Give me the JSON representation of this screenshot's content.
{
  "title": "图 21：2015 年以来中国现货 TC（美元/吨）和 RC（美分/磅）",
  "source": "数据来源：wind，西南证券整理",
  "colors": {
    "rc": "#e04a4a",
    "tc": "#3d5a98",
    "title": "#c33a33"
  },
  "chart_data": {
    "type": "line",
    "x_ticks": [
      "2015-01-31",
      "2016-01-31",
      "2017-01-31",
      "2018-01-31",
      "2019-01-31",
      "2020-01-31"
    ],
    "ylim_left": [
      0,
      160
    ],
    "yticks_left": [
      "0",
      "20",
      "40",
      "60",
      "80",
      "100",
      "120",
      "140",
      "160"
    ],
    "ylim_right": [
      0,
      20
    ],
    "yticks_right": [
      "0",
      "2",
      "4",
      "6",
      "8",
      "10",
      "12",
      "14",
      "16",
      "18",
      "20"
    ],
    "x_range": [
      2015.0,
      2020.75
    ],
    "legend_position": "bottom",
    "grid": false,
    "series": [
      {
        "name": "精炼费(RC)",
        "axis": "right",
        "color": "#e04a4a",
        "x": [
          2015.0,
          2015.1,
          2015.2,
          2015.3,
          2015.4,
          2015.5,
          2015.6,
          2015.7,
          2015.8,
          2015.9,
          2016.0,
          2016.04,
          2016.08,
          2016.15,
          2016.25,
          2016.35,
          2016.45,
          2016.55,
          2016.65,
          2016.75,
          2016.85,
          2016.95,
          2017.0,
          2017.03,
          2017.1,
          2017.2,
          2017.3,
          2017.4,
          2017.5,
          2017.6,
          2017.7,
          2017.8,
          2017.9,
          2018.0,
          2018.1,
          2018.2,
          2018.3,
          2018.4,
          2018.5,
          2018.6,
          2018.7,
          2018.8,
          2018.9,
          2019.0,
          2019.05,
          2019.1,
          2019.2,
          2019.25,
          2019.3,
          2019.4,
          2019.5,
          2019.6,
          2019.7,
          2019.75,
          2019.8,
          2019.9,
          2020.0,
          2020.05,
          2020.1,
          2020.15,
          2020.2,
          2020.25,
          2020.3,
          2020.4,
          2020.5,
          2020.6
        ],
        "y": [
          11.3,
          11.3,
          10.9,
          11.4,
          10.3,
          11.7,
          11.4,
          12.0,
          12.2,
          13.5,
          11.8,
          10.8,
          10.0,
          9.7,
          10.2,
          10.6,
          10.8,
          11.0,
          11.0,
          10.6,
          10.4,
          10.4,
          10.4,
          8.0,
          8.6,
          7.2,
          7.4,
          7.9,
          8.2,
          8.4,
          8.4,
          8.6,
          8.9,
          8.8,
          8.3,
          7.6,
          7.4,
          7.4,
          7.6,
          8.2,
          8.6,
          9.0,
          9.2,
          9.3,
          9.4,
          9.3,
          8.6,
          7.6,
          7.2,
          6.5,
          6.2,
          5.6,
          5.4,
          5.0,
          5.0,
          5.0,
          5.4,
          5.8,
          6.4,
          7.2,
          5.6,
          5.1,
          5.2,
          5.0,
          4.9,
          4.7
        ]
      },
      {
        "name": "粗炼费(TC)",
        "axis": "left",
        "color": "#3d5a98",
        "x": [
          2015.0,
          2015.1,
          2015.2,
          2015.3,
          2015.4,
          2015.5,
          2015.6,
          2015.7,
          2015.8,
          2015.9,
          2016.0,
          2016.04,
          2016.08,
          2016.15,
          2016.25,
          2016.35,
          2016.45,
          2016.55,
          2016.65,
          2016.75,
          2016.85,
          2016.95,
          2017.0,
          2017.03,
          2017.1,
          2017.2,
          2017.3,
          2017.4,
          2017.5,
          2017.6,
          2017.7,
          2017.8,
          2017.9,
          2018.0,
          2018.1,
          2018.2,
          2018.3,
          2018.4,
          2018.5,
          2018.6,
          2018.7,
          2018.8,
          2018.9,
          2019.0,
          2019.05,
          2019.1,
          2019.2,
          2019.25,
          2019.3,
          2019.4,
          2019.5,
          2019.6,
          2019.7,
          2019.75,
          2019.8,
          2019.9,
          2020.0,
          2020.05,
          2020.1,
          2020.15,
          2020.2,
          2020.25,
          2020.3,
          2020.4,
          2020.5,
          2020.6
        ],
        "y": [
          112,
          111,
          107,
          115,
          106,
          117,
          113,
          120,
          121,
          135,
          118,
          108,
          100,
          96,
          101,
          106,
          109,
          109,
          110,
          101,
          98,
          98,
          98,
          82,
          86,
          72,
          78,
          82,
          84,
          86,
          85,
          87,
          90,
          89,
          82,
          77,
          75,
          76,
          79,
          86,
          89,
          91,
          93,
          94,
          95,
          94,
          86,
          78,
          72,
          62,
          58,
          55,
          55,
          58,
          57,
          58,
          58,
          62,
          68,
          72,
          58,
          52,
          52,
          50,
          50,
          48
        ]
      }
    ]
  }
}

____________

Reproduce every record, matching each line exactly.

- [Exercise answer]
Give me the JSON representation of this screenshot's content.
{
  "title": "图 21：2015 年以来中国现货 TC（美元/吨）和 RC（美分/磅）",
  "source": "数据来源：wind，西南证券整理",
  "colors": {
    "rc": "#e04a4a",
    "tc": "#3d5a98",
    "title": "#c33a33"
  },
  "chart_data": {
    "type": "line",
    "x_ticks": [
      "2015-01-31",
      "2016-01-31",
      "2017-01-31",
      "2018-01-31",
      "2019-01-31",
      "2020-01-31"
    ],
    "ylim_left": [
      0,
      160
    ],
    "yticks_left": [
      "0",
      "20",
      "40",
      "60",
      "80",
      "100",
      "120",
      "140",
      "160"
    ],
    "ylim_right": [
      0,
      20
    ],
    "yticks_right": [
      "0",
      "2",
      "4",
      "6",
      "8",
      "10",
      "12",
      "14",
      "16",
      "18",
      "20"
    ],
    "x_range": [
      2015.0,
      2020.75
    ],
    "legend_position": "bottom",
    "grid": false,
    "series": [
      {
        "name": "精炼费(RC)",
        "axis": "right",
        "color": "#e04a4a",
        "x": [
          2015.0,
          2015.1,
          2015.2,
          2015.3,
          2015.4,
          2015.5,
          2015.6,
          2015.7,
          2015.8,
          2015.9,
          2016.0,
          2016.04,
          2016.08,
          2016.15,
          2016.25,
          2016.35,
          2016.45,
          2016.55,
          2016.65,
          2016.75,
          2016.85,
          2016.95,
          2017.0,
          2017.03,
          2017.1,
          2017.2,
          2017.3,
          2017.4,
          2017.5,
          2017.6,
          2017.7,
          2017.8,
          2017.9,
          2018.0,
          2018.1,
          2018.2,
          2018.3,
          2018.4,
          2018.5,
          2018.6,
          2018.7,
          2018.8,
          2018.9,
          2019.0,
          2019.05,
          2019.1,
          2019.2,
          2019.25,
          2019.3,
          2019.4,
          2019.5,
          2019.6,
          2019.7,
          2019.75,
          2019.8,
          2019.9,
          2020.0,
          2020.05,
          2020.1,
          2020.15,
          2020.2,
          2020.25,
          2020.3,
          2020.4,
          2020.5,
          2020.6
        ],
        "y": [
          11.3,
          11.3,
          10.9,
          11.4,
          10.3,
          11.7,
          11.4,
          12.0,
          12.2,
          13.5,
          11.8,
          10.8,
          10.0,
          9.7,
          10.2,
          10.6,
          10.8,
          11.0,
          11.0,
          10.6,
          10.4,
          10.4,
          10.4,
          8.0,
          8.6,
          7.2,
          7.4,
          7.9,
          8.2,
          8.4,
          8.4,
          8.6,
          8.9,
          8.8,
          8.3,
          7.6,
          7.4,
          7.4,
          7.6,
          8.2,
          8.6,
          9.0,
          9.2,
          9.3,
          9.4,
          9.3,
          8.6,
          7.6,
          7.2,
          6.5,
          6.2,
          5.6,
          5.4,
          5.0,
          5.0,
          5.0,
          5.4,
          5.8,
          6.4,
          7.2,
          5.6,
          5.1,
          5.2,
          5.0,
          4.9,
          4.7
        ]
      },
      {
        "name": "粗炼费(TC)",
        "axis": "left",
        "color": "#3d5a98",
        "x": [
          2015.0,
          2015.1,
          2015.2,
          2015.3,
          2015.4,
          2015.5,
          2015.6,
          2015.7,
          2015.8,
          2015.9,
          2016.0,
          2016.04,
          2016.08,
          2016.15,
          2016.25,
          2016.35,
          2016.45,
          2016.55,
          2016.65,
          2016.75,
          2016.85,
          2016.95,
          2017.0,
          2017.03,
          2017.1,
          2017.2,
          2017.3,
          2017.4,
          2017.5,
          2017.6,
          2017.7,
          2017.8,
          2017.9,
          2018.0,
          2018.1,
          2018.2,
          2018.3,
          2018.4,
          2018.5,
          2018.6,
          2018.7,
          2018.8,
          2018.9,
          2019.0,
          2019.05,
          2019.1,
          2019.2,
          2019.25,
          2019.3,
          2019.4,
          2019.5,
          2019.6,
          2019.7,
          2019.75,
          2019.8,
          2019.9,
          2020.0,
          2020.05,
          2020.1,
          2020.15,
          2020.2,
          2020.25,
          2020.3,
          2020.4,
          2020.5,
          2020.6
        ],
        "y": [
          112,
          111,
          107,
          115,
          106,
          117,
          113,
          120,
          121,
          135,
          118,
          108,
          100,
          96,
          101,
          106,
          109,
          109,
          110,
          101,
          98,
          98,
          98,
          82,
          86,
          72,
          78,
          82,
          84,
          86,
          85,
          87,
          90,
          89,
          82,
          77,
          75,
          76,
          79,
          86,
          89,
          91,
          93,
          94,
          95,
          94,
          86,
          78,
          72,
          62,
          58,
          55,
          55,
          58,
          57,
          58,
          58,
          62,
          68,
          72,
          58,
          52,
          52,
          50,
          50,
          48
        ]
      }
    ]
  }
}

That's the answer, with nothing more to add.